**Required task:**
Take every line from the material that has the word "вдовы" in it.

Data entries
__________

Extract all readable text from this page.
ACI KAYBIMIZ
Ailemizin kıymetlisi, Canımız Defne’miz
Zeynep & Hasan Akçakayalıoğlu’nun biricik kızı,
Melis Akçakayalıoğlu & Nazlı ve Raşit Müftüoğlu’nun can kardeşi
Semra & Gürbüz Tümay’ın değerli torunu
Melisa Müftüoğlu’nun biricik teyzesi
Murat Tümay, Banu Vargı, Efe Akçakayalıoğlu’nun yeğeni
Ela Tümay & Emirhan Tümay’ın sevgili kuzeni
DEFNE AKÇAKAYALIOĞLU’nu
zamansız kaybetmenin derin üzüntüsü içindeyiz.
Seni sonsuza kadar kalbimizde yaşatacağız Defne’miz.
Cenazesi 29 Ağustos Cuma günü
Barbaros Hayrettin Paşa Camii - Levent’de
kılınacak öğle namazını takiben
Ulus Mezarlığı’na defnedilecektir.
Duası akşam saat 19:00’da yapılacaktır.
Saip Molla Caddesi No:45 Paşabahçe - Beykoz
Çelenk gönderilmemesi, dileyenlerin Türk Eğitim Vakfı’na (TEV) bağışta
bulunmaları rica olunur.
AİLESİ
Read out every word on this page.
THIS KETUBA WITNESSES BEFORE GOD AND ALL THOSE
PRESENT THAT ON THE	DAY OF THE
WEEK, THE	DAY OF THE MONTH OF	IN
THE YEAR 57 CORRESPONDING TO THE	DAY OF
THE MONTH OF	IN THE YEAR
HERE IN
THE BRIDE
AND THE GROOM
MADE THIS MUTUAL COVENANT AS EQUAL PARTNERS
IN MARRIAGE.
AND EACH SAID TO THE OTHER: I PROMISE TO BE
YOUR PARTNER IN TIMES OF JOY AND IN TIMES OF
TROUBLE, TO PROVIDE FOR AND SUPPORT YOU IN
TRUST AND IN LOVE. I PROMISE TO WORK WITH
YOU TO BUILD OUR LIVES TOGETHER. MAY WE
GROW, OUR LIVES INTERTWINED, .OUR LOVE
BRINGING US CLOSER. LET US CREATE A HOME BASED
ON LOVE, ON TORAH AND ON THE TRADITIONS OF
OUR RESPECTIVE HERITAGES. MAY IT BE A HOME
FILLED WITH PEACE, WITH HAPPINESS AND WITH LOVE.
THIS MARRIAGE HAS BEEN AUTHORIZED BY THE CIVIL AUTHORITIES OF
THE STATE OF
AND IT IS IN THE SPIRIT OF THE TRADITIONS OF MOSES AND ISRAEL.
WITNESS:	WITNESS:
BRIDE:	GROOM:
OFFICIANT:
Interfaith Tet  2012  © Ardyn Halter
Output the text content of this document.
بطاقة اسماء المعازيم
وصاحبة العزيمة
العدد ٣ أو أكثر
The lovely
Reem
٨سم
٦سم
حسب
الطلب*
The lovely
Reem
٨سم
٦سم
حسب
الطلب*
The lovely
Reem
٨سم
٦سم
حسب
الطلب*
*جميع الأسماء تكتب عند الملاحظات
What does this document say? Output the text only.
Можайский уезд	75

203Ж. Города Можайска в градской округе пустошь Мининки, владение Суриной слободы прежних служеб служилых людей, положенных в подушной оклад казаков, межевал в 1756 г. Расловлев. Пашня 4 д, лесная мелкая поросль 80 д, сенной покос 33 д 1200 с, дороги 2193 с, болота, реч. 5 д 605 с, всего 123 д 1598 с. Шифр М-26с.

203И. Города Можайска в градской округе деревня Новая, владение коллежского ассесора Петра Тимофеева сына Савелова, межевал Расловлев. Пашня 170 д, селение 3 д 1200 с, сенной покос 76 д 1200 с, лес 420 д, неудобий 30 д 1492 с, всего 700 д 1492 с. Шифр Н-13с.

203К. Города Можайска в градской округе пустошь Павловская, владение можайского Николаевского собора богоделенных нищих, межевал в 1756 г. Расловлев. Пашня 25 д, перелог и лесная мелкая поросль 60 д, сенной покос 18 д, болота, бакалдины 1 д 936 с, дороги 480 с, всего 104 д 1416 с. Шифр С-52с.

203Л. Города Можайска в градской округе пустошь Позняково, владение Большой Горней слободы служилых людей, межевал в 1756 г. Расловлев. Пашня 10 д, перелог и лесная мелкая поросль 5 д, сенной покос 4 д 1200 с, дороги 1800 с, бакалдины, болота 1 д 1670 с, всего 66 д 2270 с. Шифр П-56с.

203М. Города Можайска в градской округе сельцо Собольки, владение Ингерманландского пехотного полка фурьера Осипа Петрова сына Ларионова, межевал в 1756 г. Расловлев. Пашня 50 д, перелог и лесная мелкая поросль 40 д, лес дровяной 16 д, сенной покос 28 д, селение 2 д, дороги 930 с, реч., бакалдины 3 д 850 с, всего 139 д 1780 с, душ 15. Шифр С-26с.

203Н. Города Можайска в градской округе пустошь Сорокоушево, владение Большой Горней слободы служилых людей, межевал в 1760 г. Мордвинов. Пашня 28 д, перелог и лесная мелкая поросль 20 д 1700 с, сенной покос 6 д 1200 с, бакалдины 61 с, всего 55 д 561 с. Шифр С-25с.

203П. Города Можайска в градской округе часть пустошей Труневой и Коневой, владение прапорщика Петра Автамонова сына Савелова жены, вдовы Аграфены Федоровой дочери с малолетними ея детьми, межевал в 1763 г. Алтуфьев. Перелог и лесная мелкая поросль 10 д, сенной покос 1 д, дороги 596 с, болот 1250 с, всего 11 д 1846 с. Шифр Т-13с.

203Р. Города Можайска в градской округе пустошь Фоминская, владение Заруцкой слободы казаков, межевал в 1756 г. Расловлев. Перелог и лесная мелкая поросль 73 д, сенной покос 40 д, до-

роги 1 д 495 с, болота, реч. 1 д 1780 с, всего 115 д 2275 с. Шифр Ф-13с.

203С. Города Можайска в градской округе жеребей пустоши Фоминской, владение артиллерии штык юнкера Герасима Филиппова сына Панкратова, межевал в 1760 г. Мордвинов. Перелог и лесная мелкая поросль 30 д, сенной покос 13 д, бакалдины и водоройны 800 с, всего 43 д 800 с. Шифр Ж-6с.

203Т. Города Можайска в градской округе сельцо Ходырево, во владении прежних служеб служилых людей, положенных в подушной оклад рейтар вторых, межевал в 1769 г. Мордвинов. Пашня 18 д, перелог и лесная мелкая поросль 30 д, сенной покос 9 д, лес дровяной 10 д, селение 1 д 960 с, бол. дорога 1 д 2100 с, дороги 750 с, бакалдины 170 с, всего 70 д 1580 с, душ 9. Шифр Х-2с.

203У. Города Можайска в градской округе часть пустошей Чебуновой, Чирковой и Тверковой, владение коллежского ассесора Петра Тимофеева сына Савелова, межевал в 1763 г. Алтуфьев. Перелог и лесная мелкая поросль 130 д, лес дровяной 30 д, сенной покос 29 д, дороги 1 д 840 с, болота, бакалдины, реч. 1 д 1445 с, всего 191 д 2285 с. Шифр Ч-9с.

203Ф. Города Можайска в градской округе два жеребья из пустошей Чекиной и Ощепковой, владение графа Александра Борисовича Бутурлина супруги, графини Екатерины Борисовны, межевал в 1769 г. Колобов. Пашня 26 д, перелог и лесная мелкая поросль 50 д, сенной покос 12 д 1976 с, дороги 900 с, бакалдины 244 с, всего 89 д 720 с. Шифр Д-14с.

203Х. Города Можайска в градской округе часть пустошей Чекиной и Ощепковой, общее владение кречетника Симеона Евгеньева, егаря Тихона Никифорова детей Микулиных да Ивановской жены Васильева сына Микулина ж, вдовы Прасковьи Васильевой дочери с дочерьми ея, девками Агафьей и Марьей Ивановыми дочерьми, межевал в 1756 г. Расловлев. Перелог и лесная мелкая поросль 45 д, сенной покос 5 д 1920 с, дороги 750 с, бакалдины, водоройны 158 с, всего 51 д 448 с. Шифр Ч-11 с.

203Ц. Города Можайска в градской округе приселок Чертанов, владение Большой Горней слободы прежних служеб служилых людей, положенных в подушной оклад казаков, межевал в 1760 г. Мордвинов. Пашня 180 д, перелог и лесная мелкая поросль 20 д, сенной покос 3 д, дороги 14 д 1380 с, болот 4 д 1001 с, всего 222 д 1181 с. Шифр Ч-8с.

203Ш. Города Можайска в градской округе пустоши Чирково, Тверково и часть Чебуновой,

__________

**Reply to the task:**
203П. Города Можайска в градской округе часть пустошей Труневой и Коневой, владение прапорщика Петра Автамонова сына Савелова жены, вдовы Аграфены Федоровой дочери с малолетними ея детьми, межевал в 1763 г. Алтуфьев. Перелог и лесная мелкая поросль 10 д, сенной покос 1 д, дороги 596 с, болот 1250 с, всего 11 д 1846 с. Шифр Т-13с.
203Х. Города Можайска в градской округе часть пустошей Чекиной и Ощепковой, общее владение кречетника Симеона Евгеньева, егаря Тихона Никифорова детей Микулиных да Ивановской жены Васильева сына Микулина ж, вдовы Прасковьи Васильевой дочери с дочерьми ея, девками Агафьей и Марьей Ивановыми дочерьми, межевал в 1756 г. Расловлев. Перелог и лесная мелкая поросль 45 д, сенной покос 5 д 1920 с, дороги 750 с, бакалдины, водоройны 158 с, всего 51 д 448 с. Шифр Ч-11 с.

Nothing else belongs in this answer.